[TASK ITEM]: The material below must be retyped in full, with every line kept exactly as it is.

*** Opening DATA ***

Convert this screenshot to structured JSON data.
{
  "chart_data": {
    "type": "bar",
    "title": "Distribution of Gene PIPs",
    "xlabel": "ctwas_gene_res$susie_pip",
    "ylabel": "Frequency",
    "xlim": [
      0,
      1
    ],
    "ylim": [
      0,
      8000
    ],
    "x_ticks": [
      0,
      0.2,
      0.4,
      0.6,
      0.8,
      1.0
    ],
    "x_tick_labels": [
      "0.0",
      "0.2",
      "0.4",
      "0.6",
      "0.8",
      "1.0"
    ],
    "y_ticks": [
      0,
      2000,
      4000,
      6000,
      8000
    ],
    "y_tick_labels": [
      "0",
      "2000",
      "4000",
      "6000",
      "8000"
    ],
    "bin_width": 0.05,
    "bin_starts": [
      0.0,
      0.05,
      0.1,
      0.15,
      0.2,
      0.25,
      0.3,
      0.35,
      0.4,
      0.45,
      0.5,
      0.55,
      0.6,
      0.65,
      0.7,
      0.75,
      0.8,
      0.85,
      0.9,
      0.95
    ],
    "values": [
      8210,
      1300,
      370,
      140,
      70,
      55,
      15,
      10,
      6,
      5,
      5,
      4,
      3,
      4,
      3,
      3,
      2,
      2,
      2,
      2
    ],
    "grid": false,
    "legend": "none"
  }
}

*** Closing DATA ***

[EXERCISE RESPONSE]:
Convert this screenshot to structured JSON data.
{
  "chart_data": {
    "type": "bar",
    "title": "Distribution of Gene PIPs",
    "xlabel": "ctwas_gene_res$susie_pip",
    "ylabel": "Frequency",
    "xlim": [
      0,
      1
    ],
    "ylim": [
      0,
      8000
    ],
    "x_ticks": [
      0,
      0.2,
      0.4,
      0.6,
      0.8,
      1.0
    ],
    "x_tick_labels": [
      "0.0",
      "0.2",
      "0.4",
      "0.6",
      "0.8",
      "1.0"
    ],
    "y_ticks": [
      0,
      2000,
      4000,
      6000,
      8000
    ],
    "y_tick_labels": [
      "0",
      "2000",
      "4000",
      "6000",
      "8000"
    ],
    "bin_width": 0.05,
    "bin_starts": [
      0.0,
      0.05,
      0.1,
      0.15,
      0.2,
      0.25,
      0.3,
      0.35,
      0.4,
      0.45,
      0.5,
      0.55,
      0.6,
      0.65,
      0.7,
      0.75,
      0.8,
      0.85,
      0.9,
      0.95
    ],
    "values": [
      8210,
      1300,
      370,
      140,
      70,
      55,
      15,
      10,
      6,
      5,
      5,
      4,
      3,
      4,
      3,
      3,
      2,
      2,
      2,
      2
    ],
    "grid": false,
    "legend": "none"
  }
}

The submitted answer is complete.